Data in this exercise
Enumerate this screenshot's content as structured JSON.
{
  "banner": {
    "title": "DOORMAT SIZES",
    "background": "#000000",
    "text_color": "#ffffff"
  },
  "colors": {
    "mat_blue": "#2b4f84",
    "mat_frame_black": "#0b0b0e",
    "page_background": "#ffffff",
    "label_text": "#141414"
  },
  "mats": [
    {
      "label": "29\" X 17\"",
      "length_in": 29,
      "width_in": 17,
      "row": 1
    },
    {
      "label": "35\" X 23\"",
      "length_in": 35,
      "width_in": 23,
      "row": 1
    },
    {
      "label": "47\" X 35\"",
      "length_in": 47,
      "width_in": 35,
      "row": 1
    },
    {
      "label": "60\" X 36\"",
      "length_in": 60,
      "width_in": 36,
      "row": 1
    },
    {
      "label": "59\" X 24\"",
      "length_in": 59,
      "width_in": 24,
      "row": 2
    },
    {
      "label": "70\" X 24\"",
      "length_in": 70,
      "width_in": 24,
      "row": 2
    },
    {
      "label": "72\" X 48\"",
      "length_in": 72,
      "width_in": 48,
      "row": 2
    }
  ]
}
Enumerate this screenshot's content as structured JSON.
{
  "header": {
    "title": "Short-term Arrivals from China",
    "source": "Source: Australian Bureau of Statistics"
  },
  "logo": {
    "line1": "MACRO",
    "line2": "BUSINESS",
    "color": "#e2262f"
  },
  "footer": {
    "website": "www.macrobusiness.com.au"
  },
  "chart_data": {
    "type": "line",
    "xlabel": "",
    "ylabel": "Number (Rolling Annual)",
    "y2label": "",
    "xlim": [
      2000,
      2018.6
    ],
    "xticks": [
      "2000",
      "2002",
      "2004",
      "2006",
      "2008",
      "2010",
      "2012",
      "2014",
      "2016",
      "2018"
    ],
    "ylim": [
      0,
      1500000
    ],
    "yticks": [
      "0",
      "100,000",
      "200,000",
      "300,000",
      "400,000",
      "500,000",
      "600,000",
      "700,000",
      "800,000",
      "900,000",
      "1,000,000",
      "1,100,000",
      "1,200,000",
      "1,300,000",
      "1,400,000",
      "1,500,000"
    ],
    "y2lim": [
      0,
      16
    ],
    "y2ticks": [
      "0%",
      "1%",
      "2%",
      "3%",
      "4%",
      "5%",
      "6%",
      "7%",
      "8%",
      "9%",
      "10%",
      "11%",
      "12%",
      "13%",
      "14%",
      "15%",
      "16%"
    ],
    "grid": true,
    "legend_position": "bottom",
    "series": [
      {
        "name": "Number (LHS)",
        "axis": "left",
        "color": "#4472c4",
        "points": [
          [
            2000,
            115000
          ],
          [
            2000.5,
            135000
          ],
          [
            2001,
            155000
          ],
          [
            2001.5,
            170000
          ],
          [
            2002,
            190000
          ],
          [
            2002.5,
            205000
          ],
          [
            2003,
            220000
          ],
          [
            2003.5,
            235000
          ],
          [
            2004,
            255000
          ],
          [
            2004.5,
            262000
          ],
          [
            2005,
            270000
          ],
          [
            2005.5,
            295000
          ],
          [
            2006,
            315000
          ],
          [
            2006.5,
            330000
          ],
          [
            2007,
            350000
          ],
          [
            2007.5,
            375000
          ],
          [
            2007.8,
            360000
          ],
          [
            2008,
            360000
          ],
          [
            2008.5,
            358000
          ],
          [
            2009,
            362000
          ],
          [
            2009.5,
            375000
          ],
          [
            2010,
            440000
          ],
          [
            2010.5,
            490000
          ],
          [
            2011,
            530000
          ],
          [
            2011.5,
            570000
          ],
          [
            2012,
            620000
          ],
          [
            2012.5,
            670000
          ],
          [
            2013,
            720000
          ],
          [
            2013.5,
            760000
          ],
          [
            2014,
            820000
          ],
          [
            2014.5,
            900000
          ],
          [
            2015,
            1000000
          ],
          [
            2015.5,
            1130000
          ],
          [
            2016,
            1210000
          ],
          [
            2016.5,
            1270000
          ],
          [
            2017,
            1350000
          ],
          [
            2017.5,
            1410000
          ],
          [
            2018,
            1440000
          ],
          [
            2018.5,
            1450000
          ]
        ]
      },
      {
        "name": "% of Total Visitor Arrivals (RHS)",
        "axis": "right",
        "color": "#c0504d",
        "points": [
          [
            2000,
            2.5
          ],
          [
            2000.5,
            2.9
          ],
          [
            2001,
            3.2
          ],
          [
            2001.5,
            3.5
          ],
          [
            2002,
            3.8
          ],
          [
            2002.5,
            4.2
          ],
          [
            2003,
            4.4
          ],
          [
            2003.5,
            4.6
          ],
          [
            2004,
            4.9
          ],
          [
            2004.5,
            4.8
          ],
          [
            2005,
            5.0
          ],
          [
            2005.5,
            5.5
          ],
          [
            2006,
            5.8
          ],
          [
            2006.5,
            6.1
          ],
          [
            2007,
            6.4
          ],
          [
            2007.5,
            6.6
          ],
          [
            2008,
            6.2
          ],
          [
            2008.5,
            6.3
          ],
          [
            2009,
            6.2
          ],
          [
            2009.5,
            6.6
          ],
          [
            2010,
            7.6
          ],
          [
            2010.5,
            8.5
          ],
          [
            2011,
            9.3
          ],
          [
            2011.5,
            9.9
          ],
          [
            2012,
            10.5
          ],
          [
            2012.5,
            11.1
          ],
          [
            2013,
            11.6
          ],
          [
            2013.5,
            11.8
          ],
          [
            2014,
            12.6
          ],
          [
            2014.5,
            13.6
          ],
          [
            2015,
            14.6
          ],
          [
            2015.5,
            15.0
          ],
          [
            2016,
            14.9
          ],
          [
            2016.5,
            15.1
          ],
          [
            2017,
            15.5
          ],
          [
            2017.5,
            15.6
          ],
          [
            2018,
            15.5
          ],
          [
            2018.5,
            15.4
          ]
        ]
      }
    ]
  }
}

Requirement
Find how many lines of the listing include the string "title" and give that number, nothing else.

Exercise answer
2